» **The task**
From the listing, collect all lines containing the word "vessel".

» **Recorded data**

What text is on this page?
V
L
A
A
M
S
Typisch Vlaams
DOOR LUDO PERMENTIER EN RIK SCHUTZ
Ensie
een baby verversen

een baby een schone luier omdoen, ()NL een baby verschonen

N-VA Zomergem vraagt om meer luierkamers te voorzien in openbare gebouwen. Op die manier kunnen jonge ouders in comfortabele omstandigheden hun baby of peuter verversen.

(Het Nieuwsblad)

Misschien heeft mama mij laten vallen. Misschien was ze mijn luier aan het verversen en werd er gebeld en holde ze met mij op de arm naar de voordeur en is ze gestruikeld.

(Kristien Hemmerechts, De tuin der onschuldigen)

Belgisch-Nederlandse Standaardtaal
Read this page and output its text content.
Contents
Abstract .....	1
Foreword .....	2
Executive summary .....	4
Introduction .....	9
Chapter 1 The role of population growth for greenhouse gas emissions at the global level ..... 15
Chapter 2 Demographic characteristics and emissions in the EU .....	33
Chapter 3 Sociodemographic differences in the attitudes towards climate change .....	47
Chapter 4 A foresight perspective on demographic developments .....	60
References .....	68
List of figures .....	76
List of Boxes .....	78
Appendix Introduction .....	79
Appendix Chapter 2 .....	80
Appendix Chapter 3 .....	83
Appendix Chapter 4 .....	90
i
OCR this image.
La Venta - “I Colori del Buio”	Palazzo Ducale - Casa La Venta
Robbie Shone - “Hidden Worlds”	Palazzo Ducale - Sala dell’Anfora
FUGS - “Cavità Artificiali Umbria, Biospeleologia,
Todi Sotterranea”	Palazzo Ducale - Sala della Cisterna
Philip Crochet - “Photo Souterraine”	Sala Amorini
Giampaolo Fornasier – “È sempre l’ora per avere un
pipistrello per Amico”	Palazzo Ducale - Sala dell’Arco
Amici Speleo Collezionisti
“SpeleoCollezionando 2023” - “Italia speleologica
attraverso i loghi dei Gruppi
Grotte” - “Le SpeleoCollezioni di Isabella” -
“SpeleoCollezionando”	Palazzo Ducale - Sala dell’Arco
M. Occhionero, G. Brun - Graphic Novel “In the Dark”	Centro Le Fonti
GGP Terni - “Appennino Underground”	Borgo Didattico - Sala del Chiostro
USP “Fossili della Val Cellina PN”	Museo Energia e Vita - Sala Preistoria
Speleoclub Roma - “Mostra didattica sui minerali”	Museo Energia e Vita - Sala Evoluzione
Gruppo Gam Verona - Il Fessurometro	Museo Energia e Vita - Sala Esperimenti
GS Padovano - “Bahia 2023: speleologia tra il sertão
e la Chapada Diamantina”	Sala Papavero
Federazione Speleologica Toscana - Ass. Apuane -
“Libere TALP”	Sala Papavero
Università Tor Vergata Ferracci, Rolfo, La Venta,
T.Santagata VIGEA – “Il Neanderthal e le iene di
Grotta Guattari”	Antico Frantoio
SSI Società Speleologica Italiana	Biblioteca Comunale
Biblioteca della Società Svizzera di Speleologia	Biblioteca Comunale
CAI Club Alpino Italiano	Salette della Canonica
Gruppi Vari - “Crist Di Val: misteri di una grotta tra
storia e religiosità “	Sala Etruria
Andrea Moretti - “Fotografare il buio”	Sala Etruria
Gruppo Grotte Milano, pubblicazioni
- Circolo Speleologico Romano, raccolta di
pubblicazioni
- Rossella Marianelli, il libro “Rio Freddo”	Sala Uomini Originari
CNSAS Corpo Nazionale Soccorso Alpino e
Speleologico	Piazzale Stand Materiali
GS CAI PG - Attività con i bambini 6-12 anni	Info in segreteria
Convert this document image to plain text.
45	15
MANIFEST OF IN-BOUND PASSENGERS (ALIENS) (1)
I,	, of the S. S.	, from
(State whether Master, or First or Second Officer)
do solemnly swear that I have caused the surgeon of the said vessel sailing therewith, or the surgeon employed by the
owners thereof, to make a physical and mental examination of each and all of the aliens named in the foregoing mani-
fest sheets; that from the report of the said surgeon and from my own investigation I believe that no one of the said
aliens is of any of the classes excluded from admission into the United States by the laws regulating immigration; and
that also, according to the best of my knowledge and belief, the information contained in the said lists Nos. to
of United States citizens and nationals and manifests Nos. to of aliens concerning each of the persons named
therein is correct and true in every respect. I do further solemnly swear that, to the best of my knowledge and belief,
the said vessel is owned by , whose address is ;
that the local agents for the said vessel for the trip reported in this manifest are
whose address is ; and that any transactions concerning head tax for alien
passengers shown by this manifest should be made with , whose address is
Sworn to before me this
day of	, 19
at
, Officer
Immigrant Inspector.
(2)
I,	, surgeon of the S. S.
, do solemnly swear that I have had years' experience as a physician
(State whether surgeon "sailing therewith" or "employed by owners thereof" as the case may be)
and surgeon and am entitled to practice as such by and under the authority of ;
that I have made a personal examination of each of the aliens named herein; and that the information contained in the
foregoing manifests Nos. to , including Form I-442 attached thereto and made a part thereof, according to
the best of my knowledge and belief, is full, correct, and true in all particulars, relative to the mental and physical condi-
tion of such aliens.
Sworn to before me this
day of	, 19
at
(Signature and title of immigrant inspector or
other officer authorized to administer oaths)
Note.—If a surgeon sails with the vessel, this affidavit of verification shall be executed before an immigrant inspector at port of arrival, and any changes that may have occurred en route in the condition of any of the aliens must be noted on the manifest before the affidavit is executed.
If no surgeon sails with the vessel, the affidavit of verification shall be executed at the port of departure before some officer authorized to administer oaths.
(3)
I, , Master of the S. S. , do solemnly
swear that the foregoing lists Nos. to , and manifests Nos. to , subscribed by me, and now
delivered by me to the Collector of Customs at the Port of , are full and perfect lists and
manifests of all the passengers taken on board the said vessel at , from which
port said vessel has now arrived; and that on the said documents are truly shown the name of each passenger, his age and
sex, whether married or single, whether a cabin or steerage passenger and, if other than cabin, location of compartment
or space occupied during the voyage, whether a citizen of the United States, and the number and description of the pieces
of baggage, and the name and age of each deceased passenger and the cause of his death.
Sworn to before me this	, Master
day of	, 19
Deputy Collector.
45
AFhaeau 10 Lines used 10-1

» **Full answer**
do solemnly swear that I have caused the surgeon of the said vessel sailing therewith, or the surgeon employed by the
the said vessel is owned by , whose address is ;
that the local agents for the said vessel for the trip reported in this manifest are
Note.—If a surgeon sails with the vessel, this affidavit of verification shall be executed before an immigrant inspector at port of arrival, and any changes that may have occurred en route in the condition of any of the aliens must be noted on the manifest before the affidavit is executed.
If no surgeon sails with the vessel, the affidavit of verification shall be executed at the port of departure before some officer authorized to administer oaths.
manifests of all the passengers taken on board the said vessel at , from which
port said vessel has now arrived; and that on the said documents are truly shown the name of each passenger, his age and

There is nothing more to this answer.